EXTRACTED DATA:
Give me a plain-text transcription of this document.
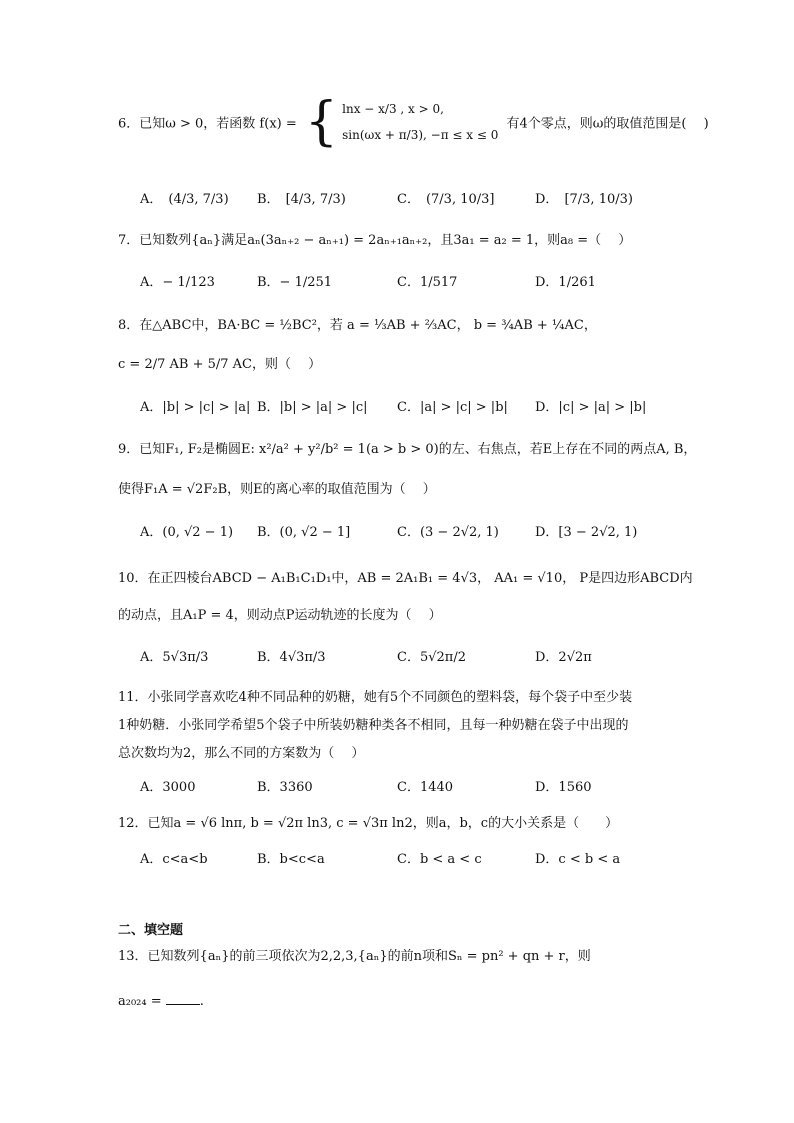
6．已知ω > 0，若函数 f(x) = { lnx − x/3 , x > 0,
sin(ωx + π/3), −π ≤ x ≤ 0
有4个零点，则ω的取值范围是(　 )
A． (4/3, 7/3) B． [4/3, 7/3)	C． (7/3, 10/3]	D． [7/3, 10/3)
7．已知数列{aₙ}满足aₙ(3aₙ₊₂ − aₙ₊₁) = 2aₙ₊₁aₙ₊₂，且3a₁ = a₂ = 1，则a₈ =（　 ）
A．− 1/123	B．− 1/251	C．1/517	D．1/261
8．在△ABC中，BA·BC = ½BC²，若 a = ⅓AB + ⅔AC， b = ¾AB + ¼AC，
c = 2/7 AB + 5/7 AC，则（　 ）
A．|b| > |c| > |a| B．|b| > |a| > |c| C．|a| > |c| > |b| D．|c| > |a| > |b|
9．已知F₁, F₂是椭圆E: x²/a² + y²/b² = 1(a > b > 0)的左、右焦点，若E上存在不同的两点A, B，
使得F₁A = √2F₂B，则E的离心率的取值范围为（　 ）
A．(0, √2 − 1) B．(0, √2 − 1]	C．(3 − 2√2, 1)	D．[3 − 2√2, 1)
10．在正四棱台ABCD − A₁B₁C₁D₁中，AB = 2A₁B₁ = 4√3， AA₁ = √10， P是四边形ABCD内
的动点，且A₁P = 4，则动点P运动轨迹的长度为（　 ）
A．5√3π/3	B．4√3π/3	C．5√2π/2	D．2√2π
11．小张同学喜欢吃4种不同品种的奶糖，她有5个不同颜色的塑料袋，每个袋子中至少装
1种奶糖．小张同学希望5个袋子中所装奶糖种类各不相同，且每一种奶糖在袋子中出现的
总次数均为2，那么不同的方案数为（　 ）
A．3000	B．3360	C．1440	D．1560
12．已知a = √6 lnπ, b = √2π ln3, c = √3π ln2，则a，b，c的大小关系是（　　）
A．c<a<b	B．b<c<a	C．b < a < c	D．c < b < a
二、填空题
13．已知数列{aₙ}的前三项依次为2,2,3,{aₙ}的前n项和Sₙ = pn² + qn + r，则
a₂₀₂₄ =	.
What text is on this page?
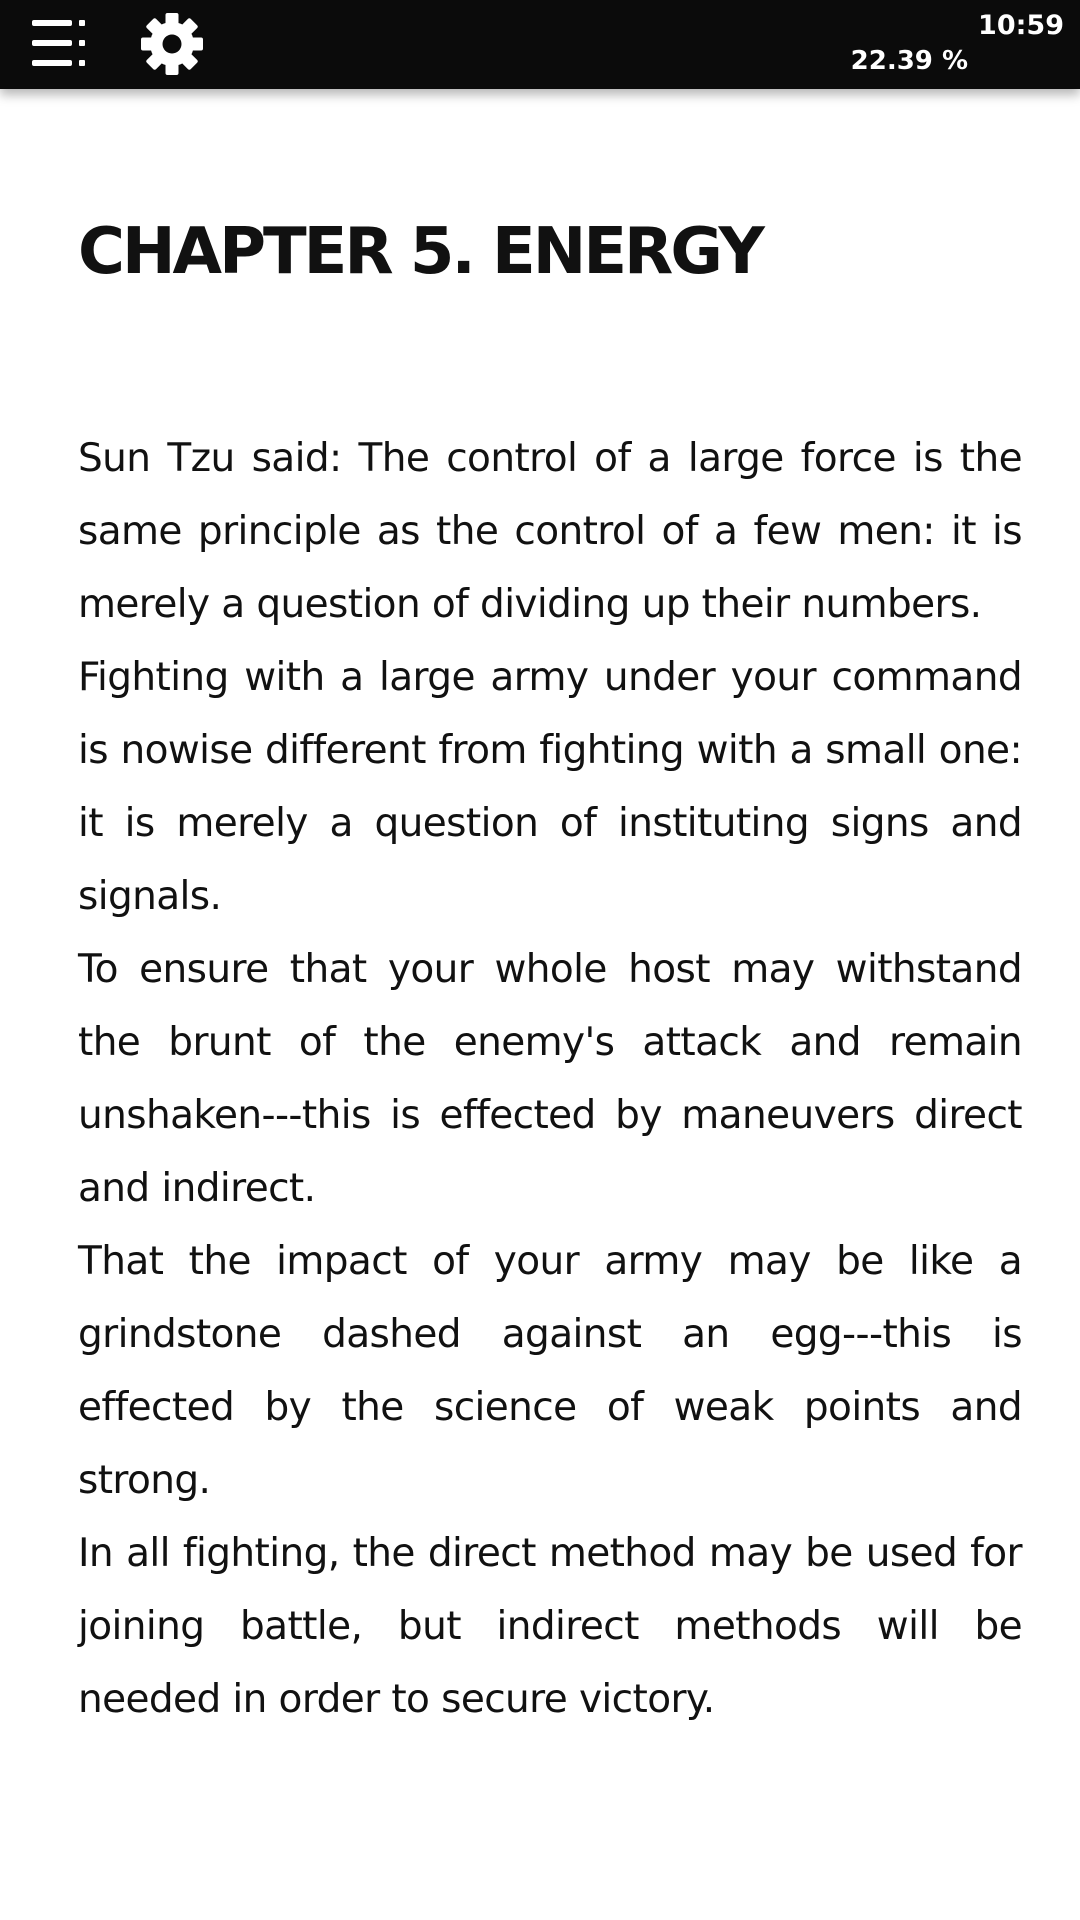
22.39 %
10:59
CHAPTER 5. ENERGY

Sun Tzu said: The control of a large force is the same principle as the control of a few men: it is merely a question of dividing up their numbers.

Fighting with a large army under your command is nowise different from fighting with a small one: it is merely a question of instituting signs and signals.

To ensure that your whole host may withstand the brunt of the enemy's attack and remain unshaken---this is effected by maneuvers direct and indirect.

That the impact of your army may be like a grindstone dashed against an egg---this is effected by the science of weak points and strong.

In all fighting, the direct method may be used for joining battle, but indirect methods will be needed in order to secure victory.
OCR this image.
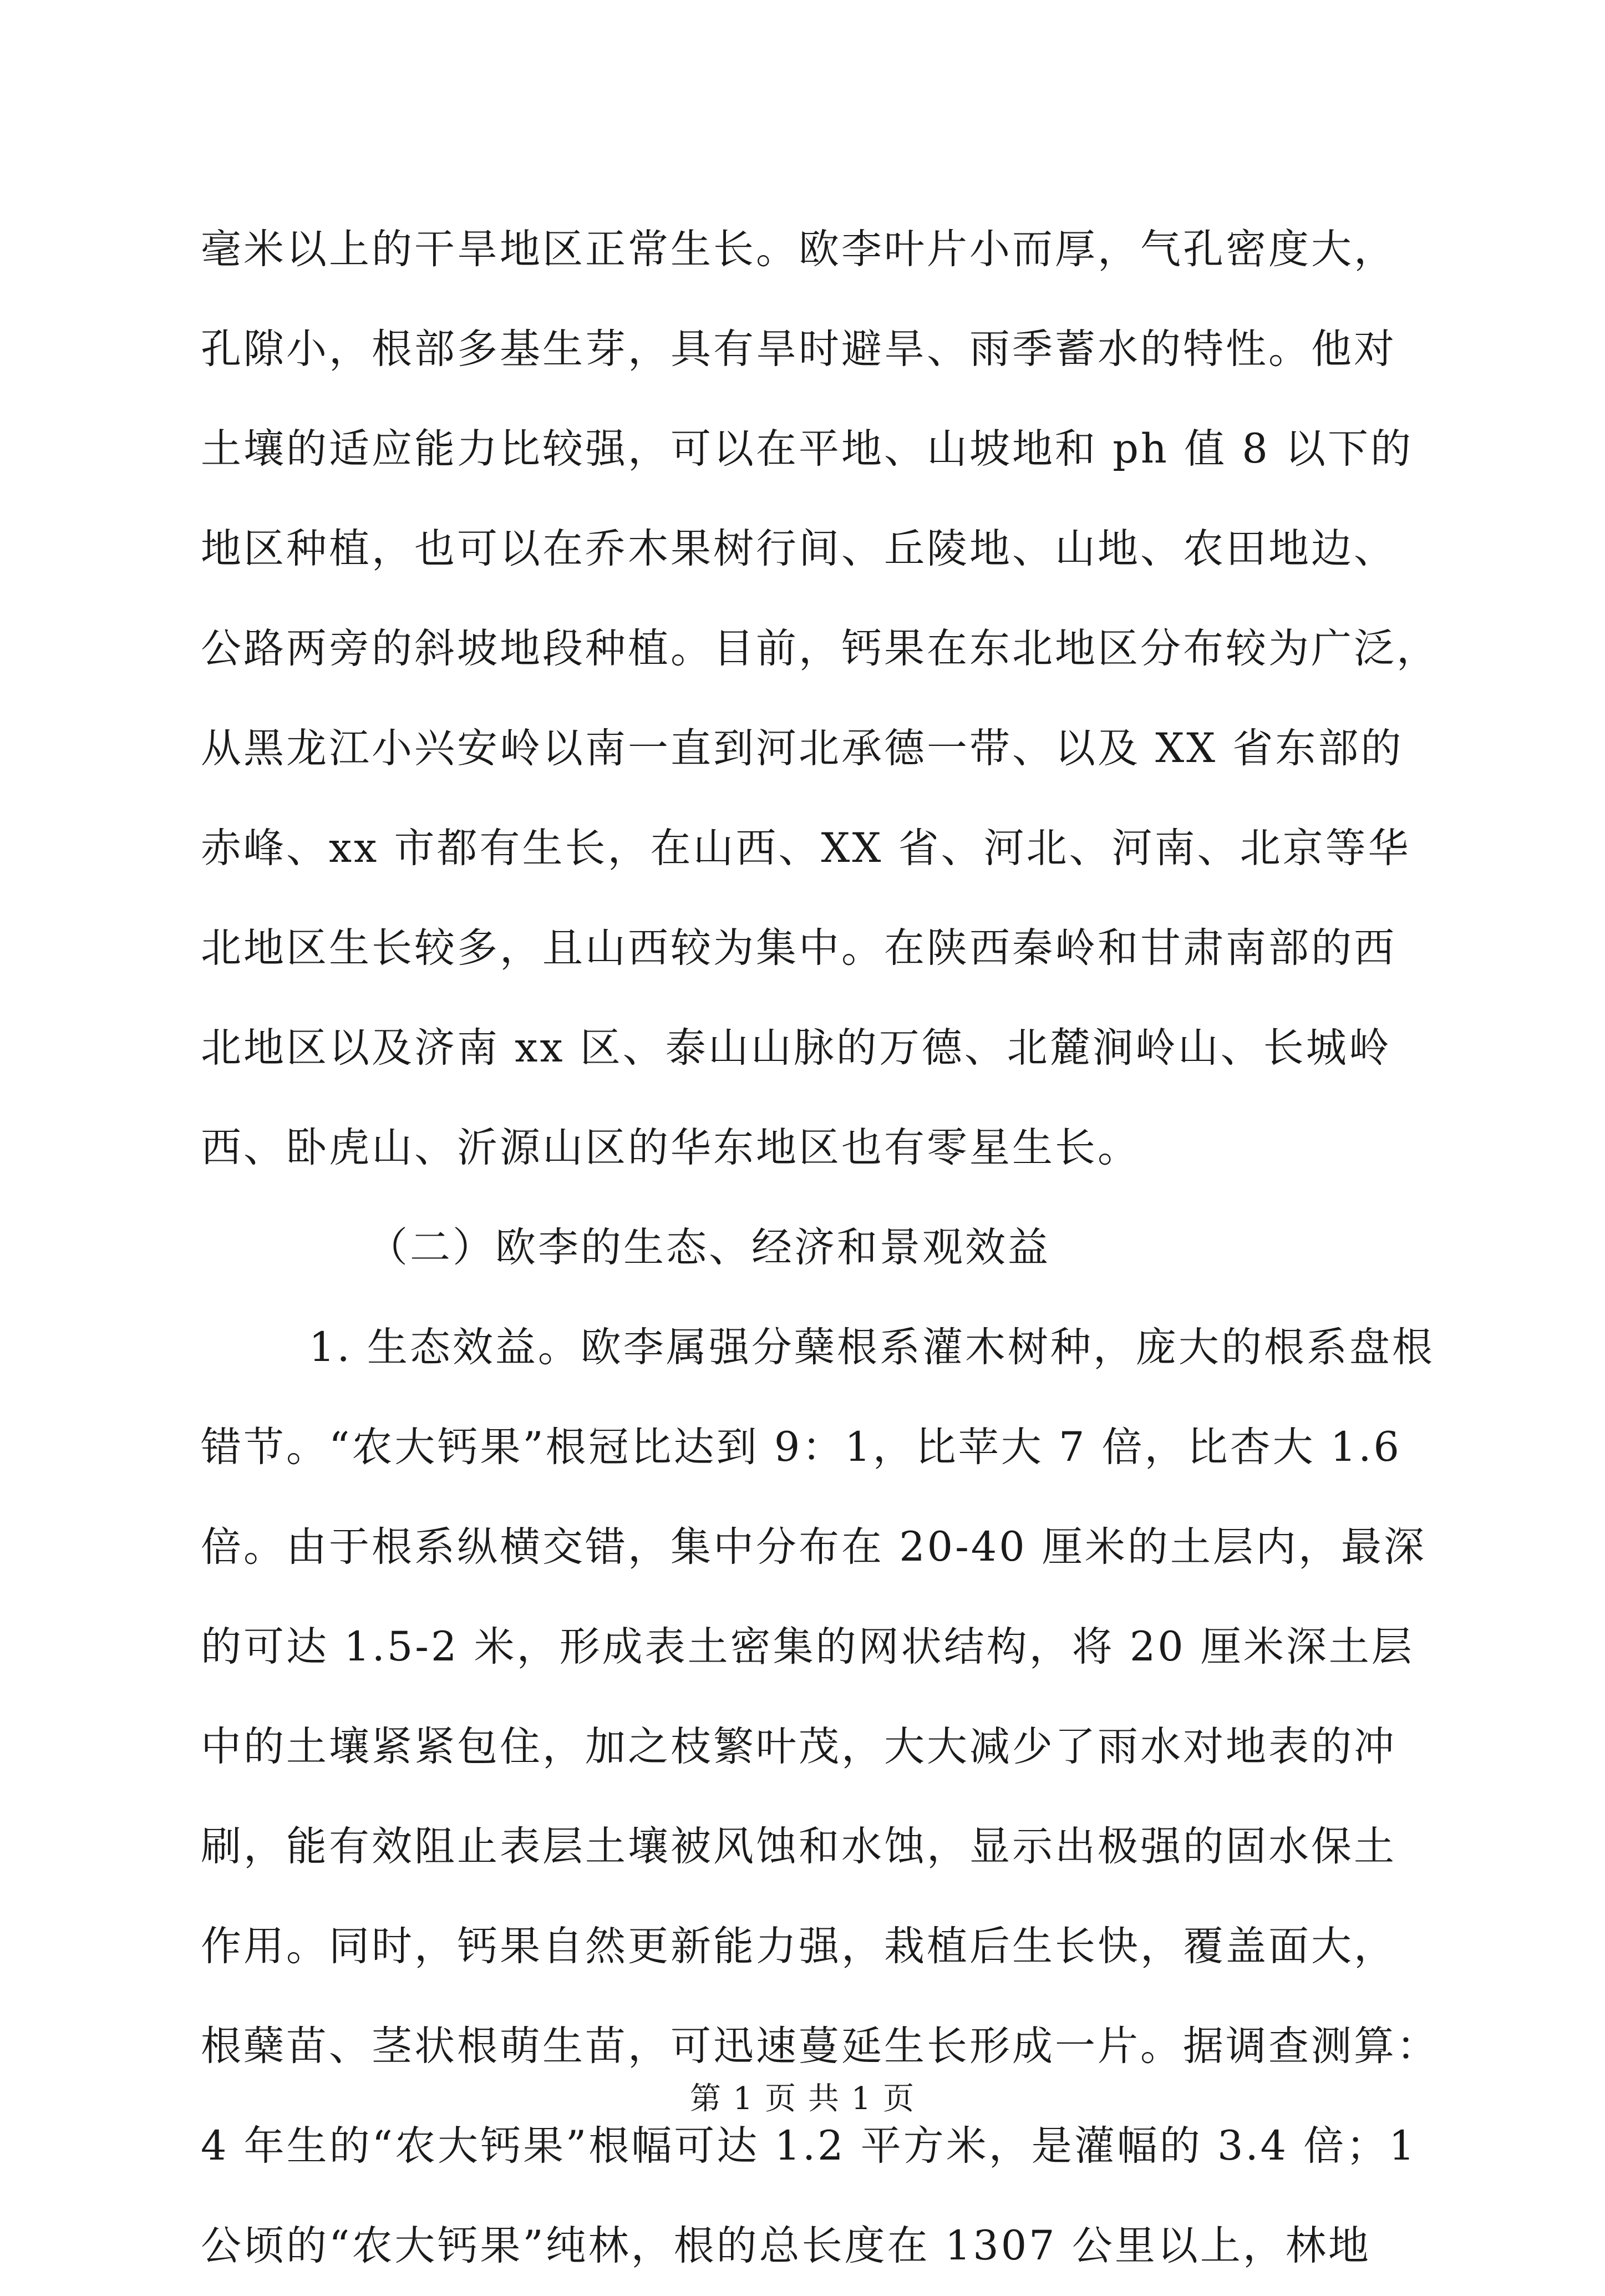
毫米以上的干旱地区正常生长。欧李叶片小而厚，气孔密度大，
孔隙小，根部多基生芽，具有旱时避旱、雨季蓄水的特性。他对
土壤的适应能力比较强，可以在平地、山坡地和 ph 值 8 以下的
地区种植，也可以在乔木果树行间、丘陵地、山地、农田地边、
公路两旁的斜坡地段种植。目前，钙果在东北地区分布较为广泛，
从黑龙江小兴安岭以南一直到河北承德一带、以及 XX 省东部的
赤峰、xx 市都有生长，在山西、XX 省、河北、河南、北京等华
北地区生长较多，且山西较为集中。在陕西秦岭和甘肃南部的西
北地区以及济南 xx 区、泰山山脉的万德、北麓涧岭山、长城岭
西、卧虎山、沂源山区的华东地区也有零星生长。
（二）欧李的生态、经济和景观效益
1. 生态效益。欧李属强分蘖根系灌木树种，庞大的根系盘根
错节。“农大钙果”根冠比达到 9：1，比苹大 7 倍，比杏大 1.6
倍。由于根系纵横交错，集中分布在 20-40 厘米的土层内，最深
的可达 1.5-2 米，形成表土密集的网状结构，将 20 厘米深土层
中的土壤紧紧包住，加之枝繁叶茂，大大减少了雨水对地表的冲
刷，能有效阻止表层土壤被风蚀和水蚀，显示出极强的固水保土
作用。同时，钙果自然更新能力强，栽植后生长快，覆盖面大，
根蘖苗、茎状根萌生苗，可迅速蔓延生长形成一片。据调查测算：
4 年生的“农大钙果”根幅可达 1.2 平方米，是灌幅的 3.4 倍；1
公顷的“农大钙果”纯林，根的总长度在 1307 公里以上，林地
第 1 页 共 1 页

EXERCISE AIM:
In the records above, how many lines hold the string "indirect"? Reply with only the number.

ANSWER TO THIS PROBLEM:
2